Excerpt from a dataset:
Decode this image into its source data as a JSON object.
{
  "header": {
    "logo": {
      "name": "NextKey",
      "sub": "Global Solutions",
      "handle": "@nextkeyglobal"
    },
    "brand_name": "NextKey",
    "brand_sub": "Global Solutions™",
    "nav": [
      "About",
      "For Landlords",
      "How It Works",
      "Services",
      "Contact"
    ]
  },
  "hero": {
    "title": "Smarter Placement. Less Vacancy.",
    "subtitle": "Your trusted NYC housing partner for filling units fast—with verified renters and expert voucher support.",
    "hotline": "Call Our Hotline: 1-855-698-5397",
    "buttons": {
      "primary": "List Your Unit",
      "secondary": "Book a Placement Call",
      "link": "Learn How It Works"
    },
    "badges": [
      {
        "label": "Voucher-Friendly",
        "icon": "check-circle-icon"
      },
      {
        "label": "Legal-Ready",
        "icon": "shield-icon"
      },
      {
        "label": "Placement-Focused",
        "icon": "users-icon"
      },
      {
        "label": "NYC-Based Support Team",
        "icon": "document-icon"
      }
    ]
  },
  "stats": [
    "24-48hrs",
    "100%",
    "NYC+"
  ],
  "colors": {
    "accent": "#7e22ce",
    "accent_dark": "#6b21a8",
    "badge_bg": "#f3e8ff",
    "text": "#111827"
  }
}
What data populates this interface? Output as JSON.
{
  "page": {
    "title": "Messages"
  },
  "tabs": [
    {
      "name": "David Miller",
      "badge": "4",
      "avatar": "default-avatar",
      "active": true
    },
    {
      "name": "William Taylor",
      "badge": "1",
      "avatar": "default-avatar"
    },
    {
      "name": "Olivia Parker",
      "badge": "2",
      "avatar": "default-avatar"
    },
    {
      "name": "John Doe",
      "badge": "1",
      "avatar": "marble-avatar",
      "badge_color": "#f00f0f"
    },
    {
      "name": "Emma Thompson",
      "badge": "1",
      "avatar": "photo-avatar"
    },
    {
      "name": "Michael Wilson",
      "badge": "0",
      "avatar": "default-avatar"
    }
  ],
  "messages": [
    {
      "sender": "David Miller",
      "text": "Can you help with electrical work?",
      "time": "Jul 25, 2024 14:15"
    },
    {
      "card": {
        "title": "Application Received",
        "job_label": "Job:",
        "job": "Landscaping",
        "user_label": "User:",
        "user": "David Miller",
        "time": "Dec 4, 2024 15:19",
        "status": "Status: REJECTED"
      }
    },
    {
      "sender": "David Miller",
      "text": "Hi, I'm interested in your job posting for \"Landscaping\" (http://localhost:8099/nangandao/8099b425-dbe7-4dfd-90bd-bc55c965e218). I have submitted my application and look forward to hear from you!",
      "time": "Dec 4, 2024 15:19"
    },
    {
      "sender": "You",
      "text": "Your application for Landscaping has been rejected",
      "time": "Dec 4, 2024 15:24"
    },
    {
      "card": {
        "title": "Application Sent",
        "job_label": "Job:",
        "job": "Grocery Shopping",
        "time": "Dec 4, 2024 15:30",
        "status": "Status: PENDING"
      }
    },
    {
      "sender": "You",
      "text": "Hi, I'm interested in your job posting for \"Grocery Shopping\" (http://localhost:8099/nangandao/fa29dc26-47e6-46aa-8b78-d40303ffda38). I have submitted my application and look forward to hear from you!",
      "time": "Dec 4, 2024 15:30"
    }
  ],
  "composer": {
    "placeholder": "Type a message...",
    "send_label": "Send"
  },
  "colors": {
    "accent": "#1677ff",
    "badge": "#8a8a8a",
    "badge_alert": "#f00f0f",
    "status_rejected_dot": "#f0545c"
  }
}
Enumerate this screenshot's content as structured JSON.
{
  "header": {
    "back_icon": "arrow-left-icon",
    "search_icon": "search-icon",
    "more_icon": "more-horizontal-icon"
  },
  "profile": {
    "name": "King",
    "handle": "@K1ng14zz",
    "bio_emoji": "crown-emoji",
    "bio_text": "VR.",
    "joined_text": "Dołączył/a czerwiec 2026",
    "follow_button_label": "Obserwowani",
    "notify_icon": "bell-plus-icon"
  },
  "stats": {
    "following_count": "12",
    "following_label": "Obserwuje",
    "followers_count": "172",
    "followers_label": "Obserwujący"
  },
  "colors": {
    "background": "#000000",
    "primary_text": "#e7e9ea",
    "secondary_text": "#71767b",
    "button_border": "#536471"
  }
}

[WHAT YOU HAVE TO DO]: Output all records verbatim.

[TASK RESULT]:
Decode this image into its source data as a JSON object.
{
  "header": {
    "logo": {
      "name": "NextKey",
      "sub": "Global Solutions",
      "handle": "@nextkeyglobal"
    },
    "brand_name": "NextKey",
    "brand_sub": "Global Solutions™",
    "nav": [
      "About",
      "For Landlords",
      "How It Works",
      "Services",
      "Contact"
    ]
  },
  "hero": {
    "title": "Smarter Placement. Less Vacancy.",
    "subtitle": "Your trusted NYC housing partner for filling units fast—with verified renters and expert voucher support.",
    "hotline": "Call Our Hotline: 1-855-698-5397",
    "buttons": {
      "primary": "List Your Unit",
      "secondary": "Book a Placement Call",
      "link": "Learn How It Works"
    },
    "badges": [
      {
        "label": "Voucher-Friendly",
        "icon": "check-circle-icon"
      },
      {
        "label": "Legal-Ready",
        "icon": "shield-icon"
      },
      {
        "label": "Placement-Focused",
        "icon": "users-icon"
      },
      {
        "label": "NYC-Based Support Team",
        "icon": "document-icon"
      }
    ]
  },
  "stats": [
    "24-48hrs",
    "100%",
    "NYC+"
  ],
  "colors": {
    "accent": "#7e22ce",
    "accent_dark": "#6b21a8",
    "badge_bg": "#f3e8ff",
    "text": "#111827"
  }
}
What data populates this interface? Output as JSON.
{
  "page": {
    "title": "Messages"
  },
  "tabs": [
    {
      "name": "David Miller",
      "badge": "4",
      "avatar": "default-avatar",
      "active": true
    },
    {
      "name": "William Taylor",
      "badge": "1",
      "avatar": "default-avatar"
    },
    {
      "name": "Olivia Parker",
      "badge": "2",
      "avatar": "default-avatar"
    },
    {
      "name": "John Doe",
      "badge": "1",
      "avatar": "marble-avatar",
      "badge_color": "#f00f0f"
    },
    {
      "name": "Emma Thompson",
      "badge": "1",
      "avatar": "photo-avatar"
    },
    {
      "name": "Michael Wilson",
      "badge": "0",
      "avatar": "default-avatar"
    }
  ],
  "messages": [
    {
      "sender": "David Miller",
      "text": "Can you help with electrical work?",
      "time": "Jul 25, 2024 14:15"
    },
    {
      "card": {
        "title": "Application Received",
        "job_label": "Job:",
        "job": "Landscaping",
        "user_label": "User:",
        "user": "David Miller",
        "time": "Dec 4, 2024 15:19",
        "status": "Status: REJECTED"
      }
    },
    {
      "sender": "David Miller",
      "text": "Hi, I'm interested in your job posting for \"Landscaping\" (http://localhost:8099/nangandao/8099b425-dbe7-4dfd-90bd-bc55c965e218). I have submitted my application and look forward to hear from you!",
      "time": "Dec 4, 2024 15:19"
    },
    {
      "sender": "You",
      "text": "Your application for Landscaping has been rejected",
      "time": "Dec 4, 2024 15:24"
    },
    {
      "card": {
        "title": "Application Sent",
        "job_label": "Job:",
        "job": "Grocery Shopping",
        "time": "Dec 4, 2024 15:30",
        "status": "Status: PENDING"
      }
    },
    {
      "sender": "You",
      "text": "Hi, I'm interested in your job posting for \"Grocery Shopping\" (http://localhost:8099/nangandao/fa29dc26-47e6-46aa-8b78-d40303ffda38). I have submitted my application and look forward to hear from you!",
      "time": "Dec 4, 2024 15:30"
    }
  ],
  "composer": {
    "placeholder": "Type a message...",
    "send_label": "Send"
  },
  "colors": {
    "accent": "#1677ff",
    "badge": "#8a8a8a",
    "badge_alert": "#f00f0f",
    "status_rejected_dot": "#f0545c"
  }
}
Enumerate this screenshot's content as structured JSON.
{
  "header": {
    "back_icon": "arrow-left-icon",
    "search_icon": "search-icon",
    "more_icon": "more-horizontal-icon"
  },
  "profile": {
    "name": "King",
    "handle": "@K1ng14zz",
    "bio_emoji": "crown-emoji",
    "bio_text": "VR.",
    "joined_text": "Dołączył/a czerwiec 2026",
    "follow_button_label": "Obserwowani",
    "notify_icon": "bell-plus-icon"
  },
  "stats": {
    "following_count": "12",
    "following_label": "Obserwuje",
    "followers_count": "172",
    "followers_label": "Obserwujący"
  },
  "colors": {
    "background": "#000000",
    "primary_text": "#e7e9ea",
    "secondary_text": "#71767b",
    "button_border": "#536471"
  }
}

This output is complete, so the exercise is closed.